#### [Problem details]
Below are the records. List every line holding the word "Class".

------ Entries shown ------

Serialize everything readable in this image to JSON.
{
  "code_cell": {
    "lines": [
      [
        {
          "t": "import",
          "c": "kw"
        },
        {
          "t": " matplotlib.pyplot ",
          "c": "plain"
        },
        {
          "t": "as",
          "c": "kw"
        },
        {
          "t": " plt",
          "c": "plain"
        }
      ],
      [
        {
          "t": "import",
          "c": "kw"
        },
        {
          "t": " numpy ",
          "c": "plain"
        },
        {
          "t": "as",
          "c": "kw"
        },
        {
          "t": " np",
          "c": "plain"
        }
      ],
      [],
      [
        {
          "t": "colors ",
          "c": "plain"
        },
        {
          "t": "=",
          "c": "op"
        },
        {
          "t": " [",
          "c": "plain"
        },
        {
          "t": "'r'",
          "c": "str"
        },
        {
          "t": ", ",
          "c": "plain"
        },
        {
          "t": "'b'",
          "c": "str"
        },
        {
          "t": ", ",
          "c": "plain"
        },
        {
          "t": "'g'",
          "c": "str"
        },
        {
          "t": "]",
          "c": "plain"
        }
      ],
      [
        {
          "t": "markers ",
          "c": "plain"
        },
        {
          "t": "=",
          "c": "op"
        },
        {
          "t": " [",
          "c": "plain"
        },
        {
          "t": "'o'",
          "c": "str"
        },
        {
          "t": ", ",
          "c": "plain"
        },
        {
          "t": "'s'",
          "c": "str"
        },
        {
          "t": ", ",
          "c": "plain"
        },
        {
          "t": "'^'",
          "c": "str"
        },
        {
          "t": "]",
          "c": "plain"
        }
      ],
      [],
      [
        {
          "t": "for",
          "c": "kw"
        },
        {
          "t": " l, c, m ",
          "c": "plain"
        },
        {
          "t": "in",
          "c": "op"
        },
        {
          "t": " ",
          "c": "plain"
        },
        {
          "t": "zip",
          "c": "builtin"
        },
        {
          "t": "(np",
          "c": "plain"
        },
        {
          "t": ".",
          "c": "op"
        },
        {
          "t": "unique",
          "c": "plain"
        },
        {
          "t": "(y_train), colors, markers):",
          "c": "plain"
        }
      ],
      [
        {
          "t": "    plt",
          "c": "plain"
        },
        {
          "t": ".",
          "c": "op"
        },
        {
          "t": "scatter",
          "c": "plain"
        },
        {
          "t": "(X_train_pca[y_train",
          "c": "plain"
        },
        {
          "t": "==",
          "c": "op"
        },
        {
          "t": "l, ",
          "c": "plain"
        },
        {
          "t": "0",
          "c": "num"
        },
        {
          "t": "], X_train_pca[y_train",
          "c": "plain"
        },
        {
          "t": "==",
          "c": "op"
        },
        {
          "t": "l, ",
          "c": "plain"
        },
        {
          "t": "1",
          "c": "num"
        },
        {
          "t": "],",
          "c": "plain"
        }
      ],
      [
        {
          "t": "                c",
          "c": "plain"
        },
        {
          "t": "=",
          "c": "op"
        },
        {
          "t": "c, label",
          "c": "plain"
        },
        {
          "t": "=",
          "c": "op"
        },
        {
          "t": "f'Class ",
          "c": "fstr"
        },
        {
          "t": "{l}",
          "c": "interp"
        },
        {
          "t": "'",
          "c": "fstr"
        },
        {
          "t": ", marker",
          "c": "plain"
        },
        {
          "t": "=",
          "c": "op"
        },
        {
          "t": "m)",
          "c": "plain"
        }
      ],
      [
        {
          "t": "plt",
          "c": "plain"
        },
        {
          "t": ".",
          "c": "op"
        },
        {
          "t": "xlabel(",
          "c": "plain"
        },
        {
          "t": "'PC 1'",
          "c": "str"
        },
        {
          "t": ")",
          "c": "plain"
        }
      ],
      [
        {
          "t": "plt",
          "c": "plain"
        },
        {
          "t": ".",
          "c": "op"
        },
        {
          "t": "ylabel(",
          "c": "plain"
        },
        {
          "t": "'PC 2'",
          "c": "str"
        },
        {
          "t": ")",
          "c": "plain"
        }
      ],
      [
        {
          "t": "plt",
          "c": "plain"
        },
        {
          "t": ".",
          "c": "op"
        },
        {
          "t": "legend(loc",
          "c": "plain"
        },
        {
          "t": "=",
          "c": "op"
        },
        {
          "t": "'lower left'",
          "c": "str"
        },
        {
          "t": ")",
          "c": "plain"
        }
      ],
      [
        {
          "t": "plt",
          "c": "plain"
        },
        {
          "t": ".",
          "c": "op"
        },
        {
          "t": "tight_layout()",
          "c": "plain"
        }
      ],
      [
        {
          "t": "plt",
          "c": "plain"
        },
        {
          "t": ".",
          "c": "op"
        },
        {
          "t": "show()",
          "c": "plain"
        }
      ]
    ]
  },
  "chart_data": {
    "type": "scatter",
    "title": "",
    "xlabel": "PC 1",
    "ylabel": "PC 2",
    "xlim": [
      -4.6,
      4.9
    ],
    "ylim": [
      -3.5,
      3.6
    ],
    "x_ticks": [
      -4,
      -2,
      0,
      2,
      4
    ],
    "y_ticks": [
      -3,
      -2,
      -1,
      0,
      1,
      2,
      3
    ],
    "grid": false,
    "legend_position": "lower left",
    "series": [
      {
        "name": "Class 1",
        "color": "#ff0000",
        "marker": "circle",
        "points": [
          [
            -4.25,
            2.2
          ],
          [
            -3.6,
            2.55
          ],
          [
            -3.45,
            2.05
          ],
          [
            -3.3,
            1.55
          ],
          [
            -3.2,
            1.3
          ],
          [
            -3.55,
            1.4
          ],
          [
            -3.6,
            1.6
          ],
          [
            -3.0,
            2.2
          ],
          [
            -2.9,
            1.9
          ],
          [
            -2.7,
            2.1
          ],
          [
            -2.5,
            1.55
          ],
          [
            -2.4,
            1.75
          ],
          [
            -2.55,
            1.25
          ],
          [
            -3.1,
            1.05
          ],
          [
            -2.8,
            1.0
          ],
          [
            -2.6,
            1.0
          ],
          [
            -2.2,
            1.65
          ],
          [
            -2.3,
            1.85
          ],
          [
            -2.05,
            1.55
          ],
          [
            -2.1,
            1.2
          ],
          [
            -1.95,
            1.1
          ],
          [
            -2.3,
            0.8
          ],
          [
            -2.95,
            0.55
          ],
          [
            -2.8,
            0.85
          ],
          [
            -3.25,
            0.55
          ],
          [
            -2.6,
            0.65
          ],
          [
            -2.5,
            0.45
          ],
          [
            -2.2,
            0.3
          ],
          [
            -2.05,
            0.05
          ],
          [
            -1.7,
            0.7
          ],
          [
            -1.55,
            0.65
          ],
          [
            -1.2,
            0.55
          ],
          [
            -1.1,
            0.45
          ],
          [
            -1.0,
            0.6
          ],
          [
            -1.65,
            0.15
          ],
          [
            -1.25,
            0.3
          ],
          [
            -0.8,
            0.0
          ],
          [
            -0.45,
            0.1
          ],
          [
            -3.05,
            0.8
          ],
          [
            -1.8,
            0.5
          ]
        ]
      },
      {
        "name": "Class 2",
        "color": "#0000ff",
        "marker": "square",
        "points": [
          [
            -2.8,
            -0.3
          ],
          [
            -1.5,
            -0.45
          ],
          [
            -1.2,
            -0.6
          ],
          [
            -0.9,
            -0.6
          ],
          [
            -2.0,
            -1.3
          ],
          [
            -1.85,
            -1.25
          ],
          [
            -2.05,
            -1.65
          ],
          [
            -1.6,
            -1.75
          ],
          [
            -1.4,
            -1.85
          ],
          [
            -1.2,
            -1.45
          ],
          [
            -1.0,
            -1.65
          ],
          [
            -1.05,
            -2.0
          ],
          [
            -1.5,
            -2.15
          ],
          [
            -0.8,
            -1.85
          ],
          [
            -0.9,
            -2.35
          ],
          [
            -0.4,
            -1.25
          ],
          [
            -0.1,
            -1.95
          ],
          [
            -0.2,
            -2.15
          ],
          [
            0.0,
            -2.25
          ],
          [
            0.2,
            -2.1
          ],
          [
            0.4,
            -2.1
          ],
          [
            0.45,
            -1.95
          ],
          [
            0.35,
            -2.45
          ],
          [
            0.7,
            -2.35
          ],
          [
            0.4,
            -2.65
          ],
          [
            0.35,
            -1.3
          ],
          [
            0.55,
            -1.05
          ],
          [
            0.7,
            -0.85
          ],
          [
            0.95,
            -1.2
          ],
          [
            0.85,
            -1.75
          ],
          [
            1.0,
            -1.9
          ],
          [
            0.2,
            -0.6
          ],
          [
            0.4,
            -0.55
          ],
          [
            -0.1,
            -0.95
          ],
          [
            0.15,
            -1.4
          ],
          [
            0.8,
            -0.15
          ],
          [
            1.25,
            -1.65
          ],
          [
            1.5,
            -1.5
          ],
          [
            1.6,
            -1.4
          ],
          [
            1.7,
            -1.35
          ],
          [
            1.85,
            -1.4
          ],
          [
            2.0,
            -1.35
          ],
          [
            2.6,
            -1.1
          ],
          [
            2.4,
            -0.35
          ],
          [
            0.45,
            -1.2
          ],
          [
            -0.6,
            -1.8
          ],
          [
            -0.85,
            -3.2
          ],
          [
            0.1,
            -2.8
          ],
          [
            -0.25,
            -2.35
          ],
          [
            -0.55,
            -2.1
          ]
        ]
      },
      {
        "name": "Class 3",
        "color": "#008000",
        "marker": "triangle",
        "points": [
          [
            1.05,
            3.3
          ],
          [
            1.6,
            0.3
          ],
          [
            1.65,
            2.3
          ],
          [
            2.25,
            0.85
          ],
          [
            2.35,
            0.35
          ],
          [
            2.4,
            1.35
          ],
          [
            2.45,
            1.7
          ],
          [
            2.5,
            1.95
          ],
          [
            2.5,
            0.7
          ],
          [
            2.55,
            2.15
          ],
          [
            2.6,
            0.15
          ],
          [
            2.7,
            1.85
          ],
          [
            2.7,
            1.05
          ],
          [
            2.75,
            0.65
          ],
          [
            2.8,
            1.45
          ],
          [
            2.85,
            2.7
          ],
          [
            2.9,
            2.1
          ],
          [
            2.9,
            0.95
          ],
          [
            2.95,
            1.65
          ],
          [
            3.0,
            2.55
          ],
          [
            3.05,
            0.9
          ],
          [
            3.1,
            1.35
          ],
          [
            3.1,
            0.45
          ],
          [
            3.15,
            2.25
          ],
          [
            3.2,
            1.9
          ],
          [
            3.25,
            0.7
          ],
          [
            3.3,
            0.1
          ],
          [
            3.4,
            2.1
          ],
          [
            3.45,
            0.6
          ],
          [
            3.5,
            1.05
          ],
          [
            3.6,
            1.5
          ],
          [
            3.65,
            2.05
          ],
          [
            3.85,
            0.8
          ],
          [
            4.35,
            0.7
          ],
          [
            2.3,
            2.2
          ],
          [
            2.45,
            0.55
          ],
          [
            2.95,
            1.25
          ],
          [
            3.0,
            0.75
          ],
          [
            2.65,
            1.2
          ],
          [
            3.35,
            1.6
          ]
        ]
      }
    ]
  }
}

------

#### [Solution to the problem]
          "t": "f'Class ",
        "name": "Class 1",
        "name": "Class 2",
        "name": "Class 3",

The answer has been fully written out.